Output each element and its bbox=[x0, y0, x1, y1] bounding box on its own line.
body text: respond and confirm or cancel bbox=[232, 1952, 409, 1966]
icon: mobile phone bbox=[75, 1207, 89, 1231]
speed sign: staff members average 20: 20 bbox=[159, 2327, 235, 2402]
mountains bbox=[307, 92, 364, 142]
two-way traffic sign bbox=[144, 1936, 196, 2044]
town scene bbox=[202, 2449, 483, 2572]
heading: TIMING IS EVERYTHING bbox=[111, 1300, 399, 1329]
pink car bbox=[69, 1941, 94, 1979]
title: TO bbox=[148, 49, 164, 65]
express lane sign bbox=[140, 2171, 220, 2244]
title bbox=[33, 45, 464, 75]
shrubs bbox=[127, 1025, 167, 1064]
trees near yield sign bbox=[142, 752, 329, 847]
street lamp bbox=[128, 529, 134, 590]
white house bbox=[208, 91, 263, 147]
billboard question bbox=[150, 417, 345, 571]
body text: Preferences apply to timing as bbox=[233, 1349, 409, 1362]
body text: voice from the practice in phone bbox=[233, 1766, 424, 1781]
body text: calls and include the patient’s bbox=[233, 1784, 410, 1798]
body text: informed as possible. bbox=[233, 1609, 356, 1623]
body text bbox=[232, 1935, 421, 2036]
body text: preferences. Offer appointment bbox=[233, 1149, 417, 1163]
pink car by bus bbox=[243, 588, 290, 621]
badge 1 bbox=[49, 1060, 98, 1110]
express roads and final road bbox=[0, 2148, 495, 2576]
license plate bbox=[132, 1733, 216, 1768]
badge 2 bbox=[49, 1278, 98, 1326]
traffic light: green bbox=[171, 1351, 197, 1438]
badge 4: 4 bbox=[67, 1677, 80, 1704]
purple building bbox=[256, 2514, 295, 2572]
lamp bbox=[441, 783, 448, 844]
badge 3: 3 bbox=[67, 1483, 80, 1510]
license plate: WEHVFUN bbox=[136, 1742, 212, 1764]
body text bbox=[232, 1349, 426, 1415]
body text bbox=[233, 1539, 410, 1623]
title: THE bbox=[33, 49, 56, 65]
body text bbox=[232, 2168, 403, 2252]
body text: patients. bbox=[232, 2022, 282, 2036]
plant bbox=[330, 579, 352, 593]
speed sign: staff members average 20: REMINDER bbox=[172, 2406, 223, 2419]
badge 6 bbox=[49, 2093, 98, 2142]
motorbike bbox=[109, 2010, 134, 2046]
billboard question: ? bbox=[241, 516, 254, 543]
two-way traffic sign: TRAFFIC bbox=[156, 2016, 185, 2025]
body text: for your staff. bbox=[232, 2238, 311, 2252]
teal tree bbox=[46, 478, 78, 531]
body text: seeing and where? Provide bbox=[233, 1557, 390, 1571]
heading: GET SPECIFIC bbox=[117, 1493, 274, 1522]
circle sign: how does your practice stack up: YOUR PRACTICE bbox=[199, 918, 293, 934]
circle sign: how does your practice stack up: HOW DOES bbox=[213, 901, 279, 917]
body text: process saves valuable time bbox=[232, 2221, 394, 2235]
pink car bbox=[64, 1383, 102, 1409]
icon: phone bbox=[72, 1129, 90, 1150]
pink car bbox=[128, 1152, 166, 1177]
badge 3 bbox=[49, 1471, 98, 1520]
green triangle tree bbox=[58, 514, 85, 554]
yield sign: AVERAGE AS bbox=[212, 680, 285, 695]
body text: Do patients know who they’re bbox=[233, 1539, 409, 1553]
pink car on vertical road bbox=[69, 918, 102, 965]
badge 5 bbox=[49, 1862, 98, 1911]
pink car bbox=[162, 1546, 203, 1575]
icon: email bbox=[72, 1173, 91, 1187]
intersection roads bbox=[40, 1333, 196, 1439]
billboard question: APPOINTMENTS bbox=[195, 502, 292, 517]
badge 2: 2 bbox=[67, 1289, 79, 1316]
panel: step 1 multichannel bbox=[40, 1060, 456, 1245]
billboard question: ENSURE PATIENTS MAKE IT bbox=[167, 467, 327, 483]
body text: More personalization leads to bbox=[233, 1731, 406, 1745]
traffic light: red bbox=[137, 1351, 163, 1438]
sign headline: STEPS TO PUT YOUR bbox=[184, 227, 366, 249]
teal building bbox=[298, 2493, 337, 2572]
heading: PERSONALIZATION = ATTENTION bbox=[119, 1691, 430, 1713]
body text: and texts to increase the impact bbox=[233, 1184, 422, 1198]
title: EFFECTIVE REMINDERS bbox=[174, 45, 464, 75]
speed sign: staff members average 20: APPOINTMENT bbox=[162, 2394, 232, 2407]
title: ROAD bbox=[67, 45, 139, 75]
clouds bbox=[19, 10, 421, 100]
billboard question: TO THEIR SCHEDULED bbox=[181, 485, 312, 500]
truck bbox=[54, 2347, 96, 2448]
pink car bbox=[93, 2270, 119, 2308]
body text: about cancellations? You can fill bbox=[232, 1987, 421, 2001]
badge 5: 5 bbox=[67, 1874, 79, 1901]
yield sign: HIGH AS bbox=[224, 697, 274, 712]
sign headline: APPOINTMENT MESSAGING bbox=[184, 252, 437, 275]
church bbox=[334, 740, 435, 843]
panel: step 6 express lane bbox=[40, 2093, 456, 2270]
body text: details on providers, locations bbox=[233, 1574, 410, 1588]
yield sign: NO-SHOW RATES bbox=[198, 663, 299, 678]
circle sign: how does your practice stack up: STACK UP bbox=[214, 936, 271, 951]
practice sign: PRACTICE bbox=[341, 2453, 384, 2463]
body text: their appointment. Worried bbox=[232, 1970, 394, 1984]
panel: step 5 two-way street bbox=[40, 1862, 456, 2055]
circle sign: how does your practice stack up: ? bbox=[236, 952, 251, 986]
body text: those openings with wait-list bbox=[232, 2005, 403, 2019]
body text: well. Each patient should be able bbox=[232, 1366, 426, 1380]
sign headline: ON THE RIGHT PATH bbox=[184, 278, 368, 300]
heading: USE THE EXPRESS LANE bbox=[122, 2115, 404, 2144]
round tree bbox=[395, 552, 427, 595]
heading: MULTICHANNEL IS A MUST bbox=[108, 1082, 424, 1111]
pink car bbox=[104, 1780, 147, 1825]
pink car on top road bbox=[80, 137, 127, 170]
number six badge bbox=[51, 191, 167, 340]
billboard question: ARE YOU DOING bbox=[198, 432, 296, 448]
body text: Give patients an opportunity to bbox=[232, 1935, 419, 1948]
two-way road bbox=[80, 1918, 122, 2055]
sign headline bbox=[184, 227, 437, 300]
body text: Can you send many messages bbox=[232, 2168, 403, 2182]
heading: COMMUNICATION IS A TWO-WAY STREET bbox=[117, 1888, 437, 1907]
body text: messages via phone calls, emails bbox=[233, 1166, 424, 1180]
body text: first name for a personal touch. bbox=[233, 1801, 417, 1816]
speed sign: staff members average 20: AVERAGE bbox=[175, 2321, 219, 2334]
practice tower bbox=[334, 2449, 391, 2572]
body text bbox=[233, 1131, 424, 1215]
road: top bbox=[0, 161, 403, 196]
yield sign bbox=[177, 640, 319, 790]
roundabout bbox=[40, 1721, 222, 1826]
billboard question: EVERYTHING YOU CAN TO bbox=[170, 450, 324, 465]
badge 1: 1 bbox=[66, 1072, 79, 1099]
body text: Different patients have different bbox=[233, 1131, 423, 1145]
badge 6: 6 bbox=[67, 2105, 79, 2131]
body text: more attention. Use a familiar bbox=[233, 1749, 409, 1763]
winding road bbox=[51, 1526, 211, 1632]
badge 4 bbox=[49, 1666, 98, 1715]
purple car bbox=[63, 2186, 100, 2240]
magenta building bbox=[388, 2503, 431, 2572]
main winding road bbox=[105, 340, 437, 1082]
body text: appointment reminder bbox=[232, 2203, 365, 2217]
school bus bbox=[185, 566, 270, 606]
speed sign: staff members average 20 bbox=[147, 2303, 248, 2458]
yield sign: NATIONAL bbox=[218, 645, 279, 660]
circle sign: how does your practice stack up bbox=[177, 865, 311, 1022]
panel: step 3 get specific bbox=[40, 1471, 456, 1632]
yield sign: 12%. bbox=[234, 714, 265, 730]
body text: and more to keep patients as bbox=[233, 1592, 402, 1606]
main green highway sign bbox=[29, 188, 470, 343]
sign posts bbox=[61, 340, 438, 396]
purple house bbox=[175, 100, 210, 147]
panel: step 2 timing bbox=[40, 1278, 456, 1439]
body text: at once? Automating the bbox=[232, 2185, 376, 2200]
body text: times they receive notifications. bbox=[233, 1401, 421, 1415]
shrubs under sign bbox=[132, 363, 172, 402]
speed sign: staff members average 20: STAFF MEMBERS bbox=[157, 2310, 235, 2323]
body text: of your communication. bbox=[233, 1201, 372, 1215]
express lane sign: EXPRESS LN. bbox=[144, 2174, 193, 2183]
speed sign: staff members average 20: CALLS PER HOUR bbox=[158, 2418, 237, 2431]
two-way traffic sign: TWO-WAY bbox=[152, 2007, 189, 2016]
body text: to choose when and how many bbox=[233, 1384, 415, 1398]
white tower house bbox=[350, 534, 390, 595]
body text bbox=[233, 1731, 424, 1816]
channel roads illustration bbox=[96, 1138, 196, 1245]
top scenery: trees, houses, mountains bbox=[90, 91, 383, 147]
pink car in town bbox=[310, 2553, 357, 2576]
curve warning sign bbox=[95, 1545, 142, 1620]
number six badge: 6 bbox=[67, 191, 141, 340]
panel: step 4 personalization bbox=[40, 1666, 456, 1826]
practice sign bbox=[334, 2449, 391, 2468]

◆ ◆ ◆

What you will do:
Return every line of the listing that has the word "icon" in it.

Reply to the task:
icon: mobile phone bbox=[75, 1207, 89, 1231]
icon: phone bbox=[72, 1129, 90, 1150]
icon: email bbox=[72, 1173, 91, 1187]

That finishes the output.